═══ Document excerpt
Implement scope-derived candidate review infrastructure

2026-05-16 00:26:29 +02:00
parent f4d782c997
commit ba2228e889
14 changed files with 1740 additions and 39 deletions
--- a/src/repo_scoping/candidate_graph/generator.py
+++ b/src/repo_scoping/candidate_graph/generator.py
@@ -275,6 +275,8 @@ class CandidateGraphGenerator:
        manifests = self._facts(facts, "manifest")
        frameworks = self._facts(facts, "framework")
        languages = self._facts(facts, "language")
+        configs = self._facts(facts, "config")
+        scope_facts = self._facts(facts, "scope")
        llm_providers = self._facts(facts, "llm_provider")
        credential_configs = self._facts(facts, "credential_config")
        provider_registries = self._facts(facts, "provider_registry")
@@ -286,7 +288,7 @@ class CandidateGraphGenerator:
            chunks,
        )

-        ability_sources = docs or manifests or languages
+        ability_sources = docs or scope_facts or manifests or languages or configs
        ability = CandidateAbilityDraft(
            name=self._ability_name(repository, chunks),
            description=self._ability_description(chunks),
@@ -308,6 +310,15 @@ class CandidateGraphGenerator:
        capabilities.extend(
            self._intent_capabilities(intent_facts, chunks, tests, examples, docs)
        )
+        capabilities.extend(
+            self._scope_capabilities(
+                scope_facts,
+                chunks,
+                tests,
+                examples,
+                allow_summary_fallback=not intent_facts,
+            )
+        )
        capabilities.extend(
            self._repo_scoping_native_capabilities(
                repository,
@@ -347,6 +358,18 @@ class CandidateGraphGenerator:
            capabilities.append(
                self._interface_capability(interfaces, tests, examples, docs, chunks)
            )
+        if not capabilities:
+            capabilities.extend(
+                self._fact_derived_capabilities(
+                    configs=configs,
+                    manifests=manifests,
+                    frameworks=frameworks,
+                    languages=languages,
+                    docs=docs,
+                    tests=tests,
+                    chunks=chunks,
+                )
+            )

        return [
            CandidateAbilityDraft(
@@ -582,6 +605,257 @@ class CandidateGraphGenerator:
            words.pop()
        return self._title_from_words(words[:10])

+    def _scope_capabilities(
+        self,
+        scope_facts: list[ObservedFact],
+        chunks: list[ContentChunk],
+        tests: list[ObservedFact],
+        examples: list[ObservedFact],
+        *,
+        allow_summary_fallback: bool = True,
+    ) -> list[CandidateCapabilityDraft]:
+        scope_chunks = [
+            chunk
+            for chunk in chunks
+            if chunk.kind == "scope"
+            or chunk.metadata.get("source_role") == "derived_scope"
+            or chunk.path.lower().endswith("scope.md")
+        ]
+        if not scope_chunks:
+            return []
+        source_refs = self._source_refs(scope_facts)
+        capabilities: list[CandidateCapabilityDraft] = []
+        seen: set[str] = set()
+        for block in self._scope_capability_blocks(scope_chunks):
+            title = block.get("title", "").strip()
+            if not title:
+                continue
+            key = title.lower()
══════
═══ Material shown
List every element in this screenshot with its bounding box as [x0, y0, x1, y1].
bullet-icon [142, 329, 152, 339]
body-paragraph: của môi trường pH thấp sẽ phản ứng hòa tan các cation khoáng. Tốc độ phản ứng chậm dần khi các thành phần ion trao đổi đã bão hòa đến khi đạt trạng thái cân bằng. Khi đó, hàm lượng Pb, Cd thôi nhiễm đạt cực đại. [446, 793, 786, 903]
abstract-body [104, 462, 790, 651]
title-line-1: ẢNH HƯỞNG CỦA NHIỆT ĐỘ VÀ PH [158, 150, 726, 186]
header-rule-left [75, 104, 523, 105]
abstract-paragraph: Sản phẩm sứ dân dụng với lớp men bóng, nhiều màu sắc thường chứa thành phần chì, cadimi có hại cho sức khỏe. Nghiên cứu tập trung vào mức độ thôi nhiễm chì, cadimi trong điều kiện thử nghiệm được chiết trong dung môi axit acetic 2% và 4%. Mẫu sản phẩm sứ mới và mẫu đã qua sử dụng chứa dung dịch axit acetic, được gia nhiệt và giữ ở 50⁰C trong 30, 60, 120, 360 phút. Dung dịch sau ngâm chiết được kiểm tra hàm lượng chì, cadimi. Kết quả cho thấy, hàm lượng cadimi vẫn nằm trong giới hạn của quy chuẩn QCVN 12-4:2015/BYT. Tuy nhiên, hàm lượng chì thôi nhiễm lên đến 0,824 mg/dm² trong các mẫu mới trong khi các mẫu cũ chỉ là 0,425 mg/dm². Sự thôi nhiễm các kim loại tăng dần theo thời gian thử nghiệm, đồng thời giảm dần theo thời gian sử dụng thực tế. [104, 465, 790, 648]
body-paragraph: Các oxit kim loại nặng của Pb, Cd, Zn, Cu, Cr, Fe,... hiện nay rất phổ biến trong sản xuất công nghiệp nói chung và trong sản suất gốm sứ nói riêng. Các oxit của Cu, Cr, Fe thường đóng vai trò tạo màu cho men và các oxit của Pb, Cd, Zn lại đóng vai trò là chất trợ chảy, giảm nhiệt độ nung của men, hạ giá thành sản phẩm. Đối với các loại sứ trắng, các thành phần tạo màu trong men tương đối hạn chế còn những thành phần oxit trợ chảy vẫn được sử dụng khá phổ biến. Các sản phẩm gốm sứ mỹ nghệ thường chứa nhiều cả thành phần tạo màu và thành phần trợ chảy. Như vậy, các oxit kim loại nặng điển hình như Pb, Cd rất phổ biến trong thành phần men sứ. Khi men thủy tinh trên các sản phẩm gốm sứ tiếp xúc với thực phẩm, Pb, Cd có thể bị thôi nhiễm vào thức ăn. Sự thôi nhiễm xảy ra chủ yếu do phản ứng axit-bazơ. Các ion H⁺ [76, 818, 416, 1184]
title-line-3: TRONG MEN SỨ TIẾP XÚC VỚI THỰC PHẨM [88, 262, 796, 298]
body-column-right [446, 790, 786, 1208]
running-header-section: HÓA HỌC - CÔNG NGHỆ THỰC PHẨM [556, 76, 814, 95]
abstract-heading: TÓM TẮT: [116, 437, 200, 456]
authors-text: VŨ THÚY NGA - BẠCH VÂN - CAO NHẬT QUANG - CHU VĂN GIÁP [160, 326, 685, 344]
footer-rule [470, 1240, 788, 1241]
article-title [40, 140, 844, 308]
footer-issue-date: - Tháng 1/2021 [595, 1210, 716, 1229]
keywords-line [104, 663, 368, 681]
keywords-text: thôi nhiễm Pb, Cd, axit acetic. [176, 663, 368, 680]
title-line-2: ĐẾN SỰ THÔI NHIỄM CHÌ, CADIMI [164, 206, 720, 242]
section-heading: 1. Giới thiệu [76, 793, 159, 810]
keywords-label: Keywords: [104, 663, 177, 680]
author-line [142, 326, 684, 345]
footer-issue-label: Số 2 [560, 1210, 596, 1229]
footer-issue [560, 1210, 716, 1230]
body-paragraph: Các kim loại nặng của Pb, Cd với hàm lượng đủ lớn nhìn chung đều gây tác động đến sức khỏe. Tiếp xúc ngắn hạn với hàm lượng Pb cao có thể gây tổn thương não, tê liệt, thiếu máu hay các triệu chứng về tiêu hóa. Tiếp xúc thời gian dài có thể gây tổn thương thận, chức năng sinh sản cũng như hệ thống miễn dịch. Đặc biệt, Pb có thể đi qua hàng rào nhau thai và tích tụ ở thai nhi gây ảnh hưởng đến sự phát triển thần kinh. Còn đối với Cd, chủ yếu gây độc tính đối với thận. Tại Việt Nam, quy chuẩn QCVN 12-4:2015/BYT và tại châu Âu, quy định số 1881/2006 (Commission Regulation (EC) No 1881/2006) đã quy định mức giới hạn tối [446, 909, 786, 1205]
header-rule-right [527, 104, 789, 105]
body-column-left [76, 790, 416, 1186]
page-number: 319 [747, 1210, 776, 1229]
══════
═══ Material shown
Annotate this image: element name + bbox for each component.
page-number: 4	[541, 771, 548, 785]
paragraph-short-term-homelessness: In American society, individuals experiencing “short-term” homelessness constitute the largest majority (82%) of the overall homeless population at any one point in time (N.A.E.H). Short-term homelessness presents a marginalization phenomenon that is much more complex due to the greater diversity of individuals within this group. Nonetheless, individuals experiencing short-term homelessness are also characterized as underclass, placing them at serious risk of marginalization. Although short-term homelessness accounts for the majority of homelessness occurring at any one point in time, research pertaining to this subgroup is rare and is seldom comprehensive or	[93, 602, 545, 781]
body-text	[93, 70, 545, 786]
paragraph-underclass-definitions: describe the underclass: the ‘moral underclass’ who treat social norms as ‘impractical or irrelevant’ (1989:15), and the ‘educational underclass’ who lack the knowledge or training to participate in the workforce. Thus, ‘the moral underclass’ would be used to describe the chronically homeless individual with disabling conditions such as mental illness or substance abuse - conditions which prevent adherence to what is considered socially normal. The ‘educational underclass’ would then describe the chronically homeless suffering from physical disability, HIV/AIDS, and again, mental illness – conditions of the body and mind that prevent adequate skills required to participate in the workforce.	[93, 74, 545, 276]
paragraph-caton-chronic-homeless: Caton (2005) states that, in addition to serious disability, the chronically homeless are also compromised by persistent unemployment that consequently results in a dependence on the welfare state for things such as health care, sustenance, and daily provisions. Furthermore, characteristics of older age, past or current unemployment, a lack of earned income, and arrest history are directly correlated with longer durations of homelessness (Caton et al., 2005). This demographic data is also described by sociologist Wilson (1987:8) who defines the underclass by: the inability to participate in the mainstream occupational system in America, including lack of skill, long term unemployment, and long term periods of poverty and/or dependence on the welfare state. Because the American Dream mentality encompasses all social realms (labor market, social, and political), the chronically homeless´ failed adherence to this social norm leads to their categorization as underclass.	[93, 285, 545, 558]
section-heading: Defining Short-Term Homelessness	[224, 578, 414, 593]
══════
═══ Material shown
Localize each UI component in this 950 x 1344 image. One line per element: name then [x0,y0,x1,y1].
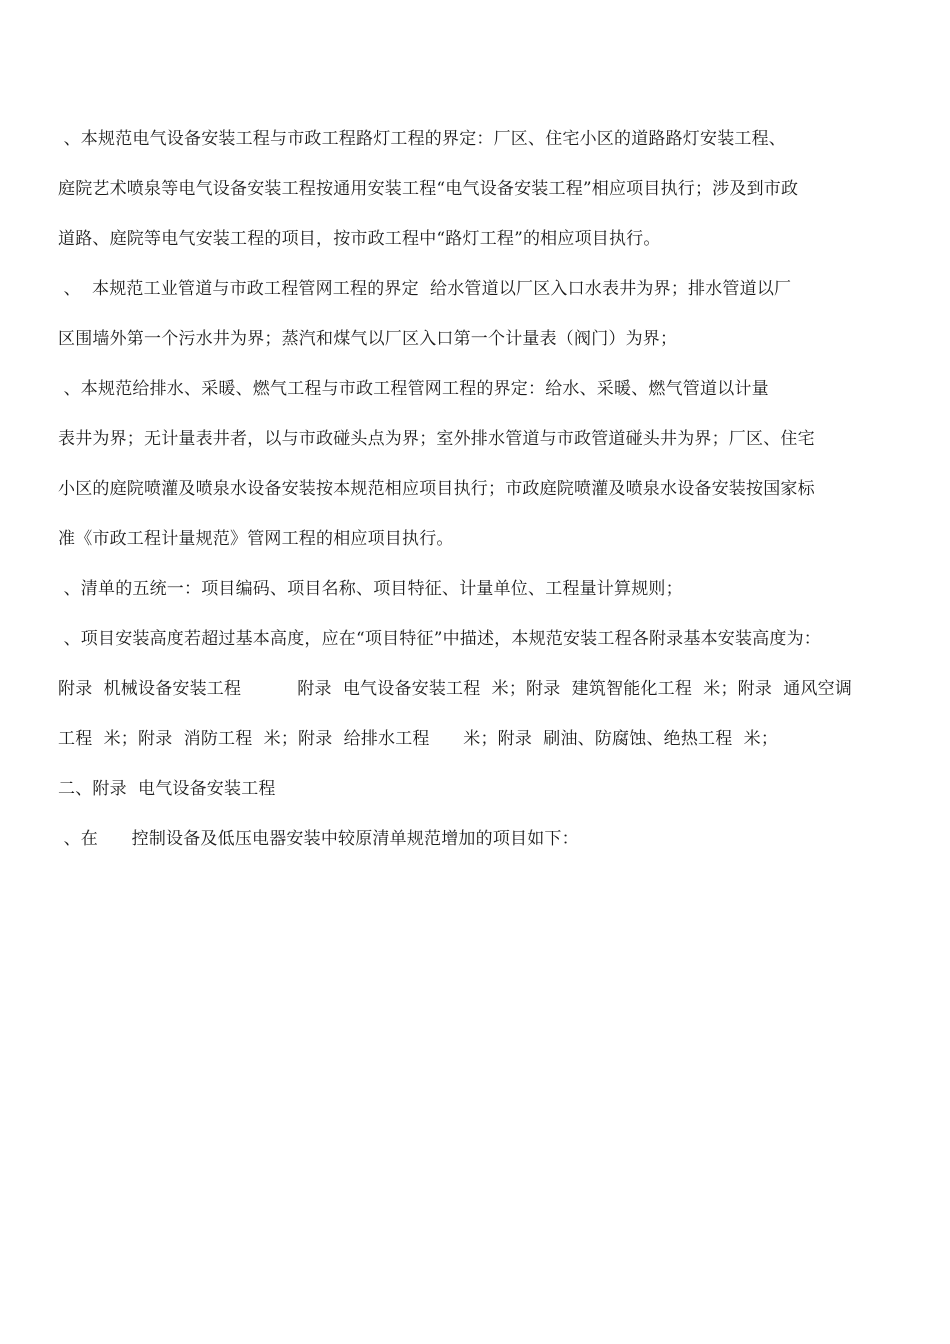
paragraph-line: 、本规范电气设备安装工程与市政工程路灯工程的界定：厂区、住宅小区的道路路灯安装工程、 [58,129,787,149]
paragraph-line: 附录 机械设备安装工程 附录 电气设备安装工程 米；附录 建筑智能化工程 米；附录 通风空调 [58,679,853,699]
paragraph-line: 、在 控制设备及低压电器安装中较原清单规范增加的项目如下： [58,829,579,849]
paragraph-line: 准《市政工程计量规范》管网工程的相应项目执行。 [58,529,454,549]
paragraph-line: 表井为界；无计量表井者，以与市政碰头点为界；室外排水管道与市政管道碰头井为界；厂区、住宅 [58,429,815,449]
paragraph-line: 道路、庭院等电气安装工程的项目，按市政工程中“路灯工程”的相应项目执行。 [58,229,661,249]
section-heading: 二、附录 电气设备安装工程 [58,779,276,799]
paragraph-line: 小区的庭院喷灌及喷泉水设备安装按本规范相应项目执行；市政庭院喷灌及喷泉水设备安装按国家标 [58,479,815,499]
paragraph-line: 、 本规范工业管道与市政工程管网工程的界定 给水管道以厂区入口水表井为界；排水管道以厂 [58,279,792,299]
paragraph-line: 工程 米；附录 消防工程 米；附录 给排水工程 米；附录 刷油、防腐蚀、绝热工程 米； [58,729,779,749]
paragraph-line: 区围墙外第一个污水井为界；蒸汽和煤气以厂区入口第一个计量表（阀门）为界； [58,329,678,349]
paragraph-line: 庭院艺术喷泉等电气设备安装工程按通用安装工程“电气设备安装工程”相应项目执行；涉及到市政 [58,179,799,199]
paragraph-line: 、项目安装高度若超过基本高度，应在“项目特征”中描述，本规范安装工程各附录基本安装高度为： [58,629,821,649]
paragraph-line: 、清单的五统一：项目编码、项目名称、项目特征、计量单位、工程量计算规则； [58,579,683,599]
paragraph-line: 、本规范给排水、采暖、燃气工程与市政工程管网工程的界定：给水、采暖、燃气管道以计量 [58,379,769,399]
══════
Written exercise 1 ▸ According to the commit diff, how many files were changed?
Written exercise 2 ▸ Continue the commit diff for the scope-derived candidate review code, starting after its last line.
The records aren't needed for this work.

Exercise answer 1 ▸ 14 files

Exercise answer 2 ▸
+            if key in seen:
+                continue
+            seen.add(key)
+            capability_type = block.get("type", "scope-derived").strip() or "scope-derived"
+            description = block.get("description", "").strip()
+            keywords = self._scope_keywords(block.get("keywords", ""))
+            attributes = self._unique(
+                [
+                    capability_type,
+                    *keywords,
+                    "scope-derived",
+                    "current-state",
+                    "review-required-scope",
+                ]
+            )
+            feature = CandidateFeatureDraft(
+                name=title,
+                type=capability_type,
+                location="SCOPE.md",
+                confidence=0.55,
+                source_refs=source_refs,
+                primary_class=capability_type,
+                attributes=self._unique(
+                    [capability_type, "scope-defined", "review-required-scope"]
+                ),
+            )
+            capabilities.append(
+                CandidateCapabilityDraft(
+                    name=title,
+                    description=(
+                        "Reviewable current-state capability extracted from "
+                        f"SCOPE.md: {description or title}"
+                    ),
+                    inputs=[],
+                    outputs=[title],
+                    confidence=self._confidence(
+                        0.45,
+                        [
+                            (0.10, bool(description)),
+                            (0.05, bool(keywords)),
+                            (0.05, bool(tests)),
+                            (0.05, bool(examples)),
+                        ],
+                    ),
+                    source_refs=source_refs,
+                    primary_class=capability_type,
+                    attributes=attributes,
+                    features=[feature],
+                    evidence=[
+                        CandidateEvidenceDraft(
+                            type="scope-current-state",
+                            reference="SCOPE.md",
+                            strength="medium",
+                            source_refs=source_refs,
+                        )
+                    ],
+                )
+            )
+        if capabilities or not allow_summary_fallback:
+            return capabilities
+        fallback_name = self._scope_summary_capability_name(scope_chunks)
+        if not fallback_name:
+            return []
+        return [
+            CandidateCapabilityDraft(
+                name=fallback_name,
+                description=(
+                    "Reviewable current-state capability inferred from SCOPE.md "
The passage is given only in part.